DO THIS: Reproduce the entire listing word for word.

DATA SUPPLIED:
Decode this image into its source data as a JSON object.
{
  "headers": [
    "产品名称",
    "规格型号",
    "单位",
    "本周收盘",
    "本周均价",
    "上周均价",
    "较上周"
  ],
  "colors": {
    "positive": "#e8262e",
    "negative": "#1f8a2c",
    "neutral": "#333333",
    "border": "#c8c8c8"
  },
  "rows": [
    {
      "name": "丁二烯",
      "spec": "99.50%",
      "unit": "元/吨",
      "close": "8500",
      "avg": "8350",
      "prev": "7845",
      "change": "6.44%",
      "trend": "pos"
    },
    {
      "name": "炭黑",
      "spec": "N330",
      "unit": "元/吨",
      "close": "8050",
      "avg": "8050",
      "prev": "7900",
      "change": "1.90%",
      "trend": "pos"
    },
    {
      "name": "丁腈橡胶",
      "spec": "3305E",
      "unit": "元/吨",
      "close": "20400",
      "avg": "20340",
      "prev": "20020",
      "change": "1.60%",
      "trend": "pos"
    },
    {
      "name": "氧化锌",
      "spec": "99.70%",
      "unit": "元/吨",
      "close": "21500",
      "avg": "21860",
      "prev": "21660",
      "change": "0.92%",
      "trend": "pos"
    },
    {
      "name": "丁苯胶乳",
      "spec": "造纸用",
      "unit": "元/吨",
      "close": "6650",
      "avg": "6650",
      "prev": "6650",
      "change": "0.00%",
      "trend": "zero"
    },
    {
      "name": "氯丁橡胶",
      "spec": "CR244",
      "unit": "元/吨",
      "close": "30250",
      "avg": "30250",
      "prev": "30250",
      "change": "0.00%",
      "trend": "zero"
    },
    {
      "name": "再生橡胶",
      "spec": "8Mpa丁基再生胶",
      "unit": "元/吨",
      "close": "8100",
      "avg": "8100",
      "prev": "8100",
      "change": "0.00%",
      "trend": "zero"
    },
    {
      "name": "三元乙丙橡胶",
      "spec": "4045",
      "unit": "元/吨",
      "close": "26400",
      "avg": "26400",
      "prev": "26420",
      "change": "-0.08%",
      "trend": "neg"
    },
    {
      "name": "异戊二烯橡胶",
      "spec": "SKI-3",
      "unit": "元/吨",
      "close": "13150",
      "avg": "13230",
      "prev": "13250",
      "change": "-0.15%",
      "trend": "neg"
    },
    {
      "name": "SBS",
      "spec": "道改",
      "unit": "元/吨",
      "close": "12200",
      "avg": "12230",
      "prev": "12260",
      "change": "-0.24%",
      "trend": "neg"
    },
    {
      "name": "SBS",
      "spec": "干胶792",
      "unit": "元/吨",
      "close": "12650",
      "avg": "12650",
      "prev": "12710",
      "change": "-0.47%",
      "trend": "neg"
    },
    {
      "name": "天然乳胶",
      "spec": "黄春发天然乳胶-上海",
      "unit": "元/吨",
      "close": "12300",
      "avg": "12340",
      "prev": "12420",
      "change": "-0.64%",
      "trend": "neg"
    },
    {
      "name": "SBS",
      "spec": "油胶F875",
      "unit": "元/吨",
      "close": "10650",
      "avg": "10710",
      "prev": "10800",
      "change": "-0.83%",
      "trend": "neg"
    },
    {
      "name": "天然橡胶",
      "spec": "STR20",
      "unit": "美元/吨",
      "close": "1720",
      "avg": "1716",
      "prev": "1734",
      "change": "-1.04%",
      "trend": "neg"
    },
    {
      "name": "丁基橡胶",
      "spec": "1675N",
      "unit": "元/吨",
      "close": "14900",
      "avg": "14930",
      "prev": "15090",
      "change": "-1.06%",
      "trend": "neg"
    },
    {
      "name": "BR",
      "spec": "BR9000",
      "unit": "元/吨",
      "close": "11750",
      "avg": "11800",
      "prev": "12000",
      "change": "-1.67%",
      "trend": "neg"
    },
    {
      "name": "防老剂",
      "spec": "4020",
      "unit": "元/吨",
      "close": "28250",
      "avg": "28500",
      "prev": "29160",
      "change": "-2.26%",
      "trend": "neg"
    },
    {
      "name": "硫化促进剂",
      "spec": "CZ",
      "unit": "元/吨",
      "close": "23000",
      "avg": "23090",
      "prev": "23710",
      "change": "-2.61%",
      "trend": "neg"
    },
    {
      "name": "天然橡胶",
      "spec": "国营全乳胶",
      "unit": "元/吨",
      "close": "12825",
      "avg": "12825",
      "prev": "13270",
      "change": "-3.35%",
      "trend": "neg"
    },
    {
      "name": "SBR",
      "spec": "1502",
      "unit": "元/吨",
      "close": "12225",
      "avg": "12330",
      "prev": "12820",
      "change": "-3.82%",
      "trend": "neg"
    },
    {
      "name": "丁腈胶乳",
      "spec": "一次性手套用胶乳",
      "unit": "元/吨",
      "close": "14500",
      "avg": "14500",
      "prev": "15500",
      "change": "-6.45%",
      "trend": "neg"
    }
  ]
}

ANSWER BELOW:
Decode this image into its source data as a JSON object.
{
  "headers": [
    "产品名称",
    "规格型号",
    "单位",
    "本周收盘",
    "本周均价",
    "上周均价",
    "较上周"
  ],
  "colors": {
    "positive": "#e8262e",
    "negative": "#1f8a2c",
    "neutral": "#333333",
    "border": "#c8c8c8"
  },
  "rows": [
    {
      "name": "丁二烯",
      "spec": "99.50%",
      "unit": "元/吨",
      "close": "8500",
      "avg": "8350",
      "prev": "7845",
      "change": "6.44%",
      "trend": "pos"
    },
    {
      "name": "炭黑",
      "spec": "N330",
      "unit": "元/吨",
      "close": "8050",
      "avg": "8050",
      "prev": "7900",
      "change": "1.90%",
      "trend": "pos"
    },
    {
      "name": "丁腈橡胶",
      "spec": "3305E",
      "unit": "元/吨",
      "close": "20400",
      "avg": "20340",
      "prev": "20020",
      "change": "1.60%",
      "trend": "pos"
    },
    {
      "name": "氧化锌",
      "spec": "99.70%",
      "unit": "元/吨",
      "close": "21500",
      "avg": "21860",
      "prev": "21660",
      "change": "0.92%",
      "trend": "pos"
    },
    {
      "name": "丁苯胶乳",
      "spec": "造纸用",
      "unit": "元/吨",
      "close": "6650",
      "avg": "6650",
      "prev": "6650",
      "change": "0.00%",
      "trend": "zero"
    },
    {
      "name": "氯丁橡胶",
      "spec": "CR244",
      "unit": "元/吨",
      "close": "30250",
      "avg": "30250",
      "prev": "30250",
      "change": "0.00%",
      "trend": "zero"
    },
    {
      "name": "再生橡胶",
      "spec": "8Mpa丁基再生胶",
      "unit": "元/吨",
      "close": "8100",
      "avg": "8100",
      "prev": "8100",
      "change": "0.00%",
      "trend": "zero"
    },
    {
      "name": "三元乙丙橡胶",
      "spec": "4045",
      "unit": "元/吨",
      "close": "26400",
      "avg": "26400",
      "prev": "26420",
      "change": "-0.08%",
      "trend": "neg"
    },
    {
      "name": "异戊二烯橡胶",
      "spec": "SKI-3",
      "unit": "元/吨",
      "close": "13150",
      "avg": "13230",
      "prev": "13250",
      "change": "-0.15%",
      "trend": "neg"
    },
    {
      "name": "SBS",
      "spec": "道改",
      "unit": "元/吨",
      "close": "12200",
      "avg": "12230",
      "prev": "12260",
      "change": "-0.24%",
      "trend": "neg"
    },
    {
      "name": "SBS",
      "spec": "干胶792",
      "unit": "元/吨",
      "close": "12650",
      "avg": "12650",
      "prev": "12710",
      "change": "-0.47%",
      "trend": "neg"
    },
    {
      "name": "天然乳胶",
      "spec": "黄春发天然乳胶-上海",
      "unit": "元/吨",
      "close": "12300",
      "avg": "12340",
      "prev": "12420",
      "change": "-0.64%",
      "trend": "neg"
    },
    {
      "name": "SBS",
      "spec": "油胶F875",
      "unit": "元/吨",
      "close": "10650",
      "avg": "10710",
      "prev": "10800",
      "change": "-0.83%",
      "trend": "neg"
    },
    {
      "name": "天然橡胶",
      "spec": "STR20",
      "unit": "美元/吨",
      "close": "1720",
      "avg": "1716",
      "prev": "1734",
      "change": "-1.04%",
      "trend": "neg"
    },
    {
      "name": "丁基橡胶",
      "spec": "1675N",
      "unit": "元/吨",
      "close": "14900",
      "avg": "14930",
      "prev": "15090",
      "change": "-1.06%",
      "trend": "neg"
    },
    {
      "name": "BR",
      "spec": "BR9000",
      "unit": "元/吨",
      "close": "11750",
      "avg": "11800",
      "prev": "12000",
      "change": "-1.67%",
      "trend": "neg"
    },
    {
      "name": "防老剂",
      "spec": "4020",
      "unit": "元/吨",
      "close": "28250",
      "avg": "28500",
      "prev": "29160",
      "change": "-2.26%",
      "trend": "neg"
    },
    {
      "name": "硫化促进剂",
      "spec": "CZ",
      "unit": "元/吨",
      "close": "23000",
      "avg": "23090",
      "prev": "23710",
      "change": "-2.61%",
      "trend": "neg"
    },
    {
      "name": "天然橡胶",
      "spec": "国营全乳胶",
      "unit": "元/吨",
      "close": "12825",
      "avg": "12825",
      "prev": "13270",
      "change": "-3.35%",
      "trend": "neg"
    },
    {
      "name": "SBR",
      "spec": "1502",
      "unit": "元/吨",
      "close": "12225",
      "avg": "12330",
      "prev": "12820",
      "change": "-3.82%",
      "trend": "neg"
    },
    {
      "name": "丁腈胶乳",
      "spec": "一次性手套用胶乳",
      "unit": "元/吨",
      "close": "14500",
      "avg": "14500",
      "prev": "15500",
      "change": "-6.45%",
      "trend": "neg"
    }
  ]
}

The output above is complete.